> _Short problem_:
Each line of the data that includes the string "JSON" is to be copied out.

[Collected data entries]
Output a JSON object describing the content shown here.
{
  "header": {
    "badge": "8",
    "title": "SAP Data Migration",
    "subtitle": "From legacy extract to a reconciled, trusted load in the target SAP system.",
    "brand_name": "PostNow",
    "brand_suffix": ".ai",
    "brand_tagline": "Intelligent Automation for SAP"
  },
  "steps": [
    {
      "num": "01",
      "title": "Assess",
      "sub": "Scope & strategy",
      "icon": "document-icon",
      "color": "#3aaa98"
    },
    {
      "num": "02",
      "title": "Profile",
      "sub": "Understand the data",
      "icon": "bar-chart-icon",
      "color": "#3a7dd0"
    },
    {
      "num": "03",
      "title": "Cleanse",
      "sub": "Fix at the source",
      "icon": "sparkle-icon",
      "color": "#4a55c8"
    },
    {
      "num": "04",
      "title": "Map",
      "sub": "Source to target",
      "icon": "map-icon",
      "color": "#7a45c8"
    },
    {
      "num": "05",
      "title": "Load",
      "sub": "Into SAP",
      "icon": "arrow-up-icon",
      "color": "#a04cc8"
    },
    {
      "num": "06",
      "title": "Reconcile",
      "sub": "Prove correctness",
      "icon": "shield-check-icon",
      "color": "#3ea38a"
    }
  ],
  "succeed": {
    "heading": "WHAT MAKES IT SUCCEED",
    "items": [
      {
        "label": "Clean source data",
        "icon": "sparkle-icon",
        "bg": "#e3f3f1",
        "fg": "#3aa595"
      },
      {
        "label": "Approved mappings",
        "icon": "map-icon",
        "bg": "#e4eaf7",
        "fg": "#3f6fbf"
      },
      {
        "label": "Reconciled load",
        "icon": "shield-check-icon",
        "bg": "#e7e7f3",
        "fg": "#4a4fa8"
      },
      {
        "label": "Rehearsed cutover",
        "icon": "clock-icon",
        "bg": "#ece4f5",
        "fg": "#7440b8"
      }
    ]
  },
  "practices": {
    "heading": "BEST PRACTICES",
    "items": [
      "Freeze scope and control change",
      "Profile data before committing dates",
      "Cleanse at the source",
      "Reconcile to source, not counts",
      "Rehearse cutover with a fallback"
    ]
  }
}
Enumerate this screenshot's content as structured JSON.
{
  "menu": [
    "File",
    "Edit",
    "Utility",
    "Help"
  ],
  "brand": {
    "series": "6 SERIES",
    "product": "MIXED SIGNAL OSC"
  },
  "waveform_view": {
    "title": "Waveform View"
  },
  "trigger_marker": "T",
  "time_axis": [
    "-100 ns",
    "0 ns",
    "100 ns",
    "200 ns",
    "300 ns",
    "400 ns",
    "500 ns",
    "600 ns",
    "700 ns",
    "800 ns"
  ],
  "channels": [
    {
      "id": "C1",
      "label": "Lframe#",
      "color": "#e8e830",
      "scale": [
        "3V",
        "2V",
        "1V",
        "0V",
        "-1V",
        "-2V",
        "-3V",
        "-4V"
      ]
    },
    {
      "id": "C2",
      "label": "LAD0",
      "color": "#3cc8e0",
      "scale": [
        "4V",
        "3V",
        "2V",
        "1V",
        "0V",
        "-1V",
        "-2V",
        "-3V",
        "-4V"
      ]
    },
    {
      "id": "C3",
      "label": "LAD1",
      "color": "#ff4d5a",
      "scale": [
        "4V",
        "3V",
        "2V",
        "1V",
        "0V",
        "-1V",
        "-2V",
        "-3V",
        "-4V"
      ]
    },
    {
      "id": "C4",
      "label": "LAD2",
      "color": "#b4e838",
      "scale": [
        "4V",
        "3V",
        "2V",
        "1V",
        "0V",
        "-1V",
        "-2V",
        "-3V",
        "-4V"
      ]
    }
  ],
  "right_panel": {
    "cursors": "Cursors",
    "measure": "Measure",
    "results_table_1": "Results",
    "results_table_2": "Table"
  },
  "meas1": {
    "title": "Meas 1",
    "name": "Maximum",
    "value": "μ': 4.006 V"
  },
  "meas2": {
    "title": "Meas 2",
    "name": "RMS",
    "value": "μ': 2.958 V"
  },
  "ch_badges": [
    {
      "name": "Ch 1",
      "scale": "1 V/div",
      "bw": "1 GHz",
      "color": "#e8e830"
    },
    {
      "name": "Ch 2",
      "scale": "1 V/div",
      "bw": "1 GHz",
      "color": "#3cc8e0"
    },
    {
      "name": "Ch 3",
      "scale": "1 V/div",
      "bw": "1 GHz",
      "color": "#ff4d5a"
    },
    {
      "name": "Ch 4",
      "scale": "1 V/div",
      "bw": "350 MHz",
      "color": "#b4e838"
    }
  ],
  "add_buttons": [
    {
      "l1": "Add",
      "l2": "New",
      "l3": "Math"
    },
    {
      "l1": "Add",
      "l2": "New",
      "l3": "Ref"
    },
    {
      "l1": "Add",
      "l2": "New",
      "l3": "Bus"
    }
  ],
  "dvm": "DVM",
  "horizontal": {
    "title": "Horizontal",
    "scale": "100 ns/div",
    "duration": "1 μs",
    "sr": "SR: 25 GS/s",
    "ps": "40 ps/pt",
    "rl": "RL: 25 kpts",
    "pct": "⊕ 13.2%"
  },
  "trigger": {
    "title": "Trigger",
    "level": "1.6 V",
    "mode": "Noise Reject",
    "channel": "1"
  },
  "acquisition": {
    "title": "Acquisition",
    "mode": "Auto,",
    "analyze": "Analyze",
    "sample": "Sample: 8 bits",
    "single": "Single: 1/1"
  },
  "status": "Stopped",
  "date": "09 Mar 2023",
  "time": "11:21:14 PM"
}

> _Task result_:
Output a JSON object describing the content shown here.
Enumerate this screenshot's content as structured JSON.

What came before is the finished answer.